**Exercise instructions:**
Gather the lines from the material that contain "JSON".
====== Records for this task
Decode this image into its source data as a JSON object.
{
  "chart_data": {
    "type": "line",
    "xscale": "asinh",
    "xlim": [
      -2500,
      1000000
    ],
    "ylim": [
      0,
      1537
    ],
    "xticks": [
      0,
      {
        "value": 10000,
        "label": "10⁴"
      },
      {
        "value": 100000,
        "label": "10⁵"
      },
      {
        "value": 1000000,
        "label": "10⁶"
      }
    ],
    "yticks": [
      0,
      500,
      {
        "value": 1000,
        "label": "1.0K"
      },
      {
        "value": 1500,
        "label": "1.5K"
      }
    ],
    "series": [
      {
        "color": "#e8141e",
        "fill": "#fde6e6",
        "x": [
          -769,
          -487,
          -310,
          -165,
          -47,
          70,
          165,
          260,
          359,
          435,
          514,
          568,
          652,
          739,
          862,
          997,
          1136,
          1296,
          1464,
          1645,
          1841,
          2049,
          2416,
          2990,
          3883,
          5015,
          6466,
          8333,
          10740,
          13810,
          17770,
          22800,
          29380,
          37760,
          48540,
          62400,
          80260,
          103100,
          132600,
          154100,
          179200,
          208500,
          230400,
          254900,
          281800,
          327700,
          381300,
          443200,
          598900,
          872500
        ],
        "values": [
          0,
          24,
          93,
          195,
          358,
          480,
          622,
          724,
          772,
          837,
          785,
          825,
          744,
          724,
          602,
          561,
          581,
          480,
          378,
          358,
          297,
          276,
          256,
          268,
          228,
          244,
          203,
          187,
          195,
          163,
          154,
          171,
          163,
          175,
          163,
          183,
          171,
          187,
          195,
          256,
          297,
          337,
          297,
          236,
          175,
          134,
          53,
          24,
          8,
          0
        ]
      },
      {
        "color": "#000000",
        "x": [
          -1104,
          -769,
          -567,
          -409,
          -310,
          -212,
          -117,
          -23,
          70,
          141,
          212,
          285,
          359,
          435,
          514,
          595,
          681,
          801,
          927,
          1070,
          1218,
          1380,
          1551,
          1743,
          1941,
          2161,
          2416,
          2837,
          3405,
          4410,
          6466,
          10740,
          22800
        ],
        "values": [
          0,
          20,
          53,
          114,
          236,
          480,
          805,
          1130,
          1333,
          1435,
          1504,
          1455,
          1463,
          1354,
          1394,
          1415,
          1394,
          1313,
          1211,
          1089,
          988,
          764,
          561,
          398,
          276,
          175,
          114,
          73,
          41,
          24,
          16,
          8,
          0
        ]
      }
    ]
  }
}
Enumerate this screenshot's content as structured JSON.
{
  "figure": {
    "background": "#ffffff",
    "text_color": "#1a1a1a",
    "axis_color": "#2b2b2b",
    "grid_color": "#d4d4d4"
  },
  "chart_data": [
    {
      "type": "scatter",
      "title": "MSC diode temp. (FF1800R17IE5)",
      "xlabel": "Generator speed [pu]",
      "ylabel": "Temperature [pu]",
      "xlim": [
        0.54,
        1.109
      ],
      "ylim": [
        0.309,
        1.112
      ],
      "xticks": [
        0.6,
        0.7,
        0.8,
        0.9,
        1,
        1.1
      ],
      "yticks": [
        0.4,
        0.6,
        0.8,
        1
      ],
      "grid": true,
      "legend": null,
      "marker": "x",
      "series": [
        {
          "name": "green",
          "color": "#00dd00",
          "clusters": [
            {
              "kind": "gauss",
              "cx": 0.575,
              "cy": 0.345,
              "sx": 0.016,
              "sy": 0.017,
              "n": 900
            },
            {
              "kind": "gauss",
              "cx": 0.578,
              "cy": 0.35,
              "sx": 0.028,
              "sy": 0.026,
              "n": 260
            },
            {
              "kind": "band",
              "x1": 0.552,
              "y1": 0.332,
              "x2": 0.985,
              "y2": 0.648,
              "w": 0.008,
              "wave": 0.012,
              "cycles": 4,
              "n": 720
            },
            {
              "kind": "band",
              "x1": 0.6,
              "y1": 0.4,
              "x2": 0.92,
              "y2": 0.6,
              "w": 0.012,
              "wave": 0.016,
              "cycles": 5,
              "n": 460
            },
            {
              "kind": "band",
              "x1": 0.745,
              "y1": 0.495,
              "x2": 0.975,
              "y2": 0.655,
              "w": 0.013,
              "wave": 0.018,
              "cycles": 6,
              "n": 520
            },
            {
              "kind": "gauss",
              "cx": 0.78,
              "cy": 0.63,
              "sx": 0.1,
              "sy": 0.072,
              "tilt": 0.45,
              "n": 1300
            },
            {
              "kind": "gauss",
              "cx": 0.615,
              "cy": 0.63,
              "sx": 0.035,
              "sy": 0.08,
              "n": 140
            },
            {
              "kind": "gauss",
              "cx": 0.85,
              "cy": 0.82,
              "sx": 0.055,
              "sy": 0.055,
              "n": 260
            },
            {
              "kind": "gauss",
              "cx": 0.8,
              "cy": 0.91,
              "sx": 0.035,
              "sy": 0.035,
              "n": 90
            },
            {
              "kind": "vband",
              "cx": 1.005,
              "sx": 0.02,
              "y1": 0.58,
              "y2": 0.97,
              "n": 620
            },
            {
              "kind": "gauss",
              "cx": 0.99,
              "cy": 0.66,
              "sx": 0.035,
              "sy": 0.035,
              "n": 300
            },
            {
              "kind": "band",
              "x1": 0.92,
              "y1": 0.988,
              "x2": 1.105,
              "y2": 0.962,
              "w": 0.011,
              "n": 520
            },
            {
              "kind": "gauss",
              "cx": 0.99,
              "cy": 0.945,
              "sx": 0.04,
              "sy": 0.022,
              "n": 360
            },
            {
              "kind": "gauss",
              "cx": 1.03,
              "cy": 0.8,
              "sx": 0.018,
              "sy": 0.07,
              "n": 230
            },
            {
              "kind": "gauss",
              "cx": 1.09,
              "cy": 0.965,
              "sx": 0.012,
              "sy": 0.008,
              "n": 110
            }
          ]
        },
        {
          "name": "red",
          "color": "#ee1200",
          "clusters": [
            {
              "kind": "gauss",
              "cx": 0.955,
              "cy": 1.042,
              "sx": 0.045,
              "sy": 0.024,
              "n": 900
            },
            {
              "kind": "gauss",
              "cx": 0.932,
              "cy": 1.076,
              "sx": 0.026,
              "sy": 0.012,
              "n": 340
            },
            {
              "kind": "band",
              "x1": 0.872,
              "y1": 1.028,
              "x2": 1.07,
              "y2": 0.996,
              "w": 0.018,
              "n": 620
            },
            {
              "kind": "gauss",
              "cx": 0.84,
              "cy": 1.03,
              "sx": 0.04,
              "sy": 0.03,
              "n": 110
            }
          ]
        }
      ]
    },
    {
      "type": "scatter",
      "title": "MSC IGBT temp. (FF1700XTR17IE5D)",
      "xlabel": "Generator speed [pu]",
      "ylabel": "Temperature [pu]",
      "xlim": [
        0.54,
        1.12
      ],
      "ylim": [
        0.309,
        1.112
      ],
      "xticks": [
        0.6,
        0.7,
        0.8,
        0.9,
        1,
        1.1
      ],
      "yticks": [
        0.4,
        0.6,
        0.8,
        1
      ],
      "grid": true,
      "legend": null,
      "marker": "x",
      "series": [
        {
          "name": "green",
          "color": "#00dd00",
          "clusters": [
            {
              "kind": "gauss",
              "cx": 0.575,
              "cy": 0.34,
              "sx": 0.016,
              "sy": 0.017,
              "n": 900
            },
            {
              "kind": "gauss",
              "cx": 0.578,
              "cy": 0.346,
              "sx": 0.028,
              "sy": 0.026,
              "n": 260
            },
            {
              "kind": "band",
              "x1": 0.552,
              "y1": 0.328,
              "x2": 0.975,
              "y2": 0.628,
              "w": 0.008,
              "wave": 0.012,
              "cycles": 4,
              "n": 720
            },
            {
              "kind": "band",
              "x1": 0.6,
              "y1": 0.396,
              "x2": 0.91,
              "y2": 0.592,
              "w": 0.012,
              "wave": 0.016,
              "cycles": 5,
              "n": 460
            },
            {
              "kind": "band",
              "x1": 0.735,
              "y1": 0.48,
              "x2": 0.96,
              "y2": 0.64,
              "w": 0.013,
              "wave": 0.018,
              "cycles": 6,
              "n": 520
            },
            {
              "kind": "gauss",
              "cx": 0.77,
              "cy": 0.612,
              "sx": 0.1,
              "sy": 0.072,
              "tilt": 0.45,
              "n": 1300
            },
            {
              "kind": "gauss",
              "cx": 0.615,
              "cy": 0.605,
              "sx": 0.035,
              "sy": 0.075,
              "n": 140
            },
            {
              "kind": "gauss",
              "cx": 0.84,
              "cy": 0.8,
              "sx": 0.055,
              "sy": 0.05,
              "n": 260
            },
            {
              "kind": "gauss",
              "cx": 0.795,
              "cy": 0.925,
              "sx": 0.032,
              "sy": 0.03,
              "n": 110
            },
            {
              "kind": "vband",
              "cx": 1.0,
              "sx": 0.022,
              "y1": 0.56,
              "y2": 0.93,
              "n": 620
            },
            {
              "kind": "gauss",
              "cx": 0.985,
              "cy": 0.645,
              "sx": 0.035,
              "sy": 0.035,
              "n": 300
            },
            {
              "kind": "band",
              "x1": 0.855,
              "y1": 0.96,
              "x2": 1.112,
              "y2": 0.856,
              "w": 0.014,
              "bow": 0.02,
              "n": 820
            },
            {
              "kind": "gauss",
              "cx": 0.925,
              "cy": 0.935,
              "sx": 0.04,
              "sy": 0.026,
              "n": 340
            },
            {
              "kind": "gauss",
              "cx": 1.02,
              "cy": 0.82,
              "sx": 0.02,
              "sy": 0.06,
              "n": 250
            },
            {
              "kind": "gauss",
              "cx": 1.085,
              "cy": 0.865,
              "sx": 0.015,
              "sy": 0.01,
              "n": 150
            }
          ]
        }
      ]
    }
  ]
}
============
**Response:**
Decode this image into its source data as a JSON object.
Enumerate this screenshot's content as structured JSON.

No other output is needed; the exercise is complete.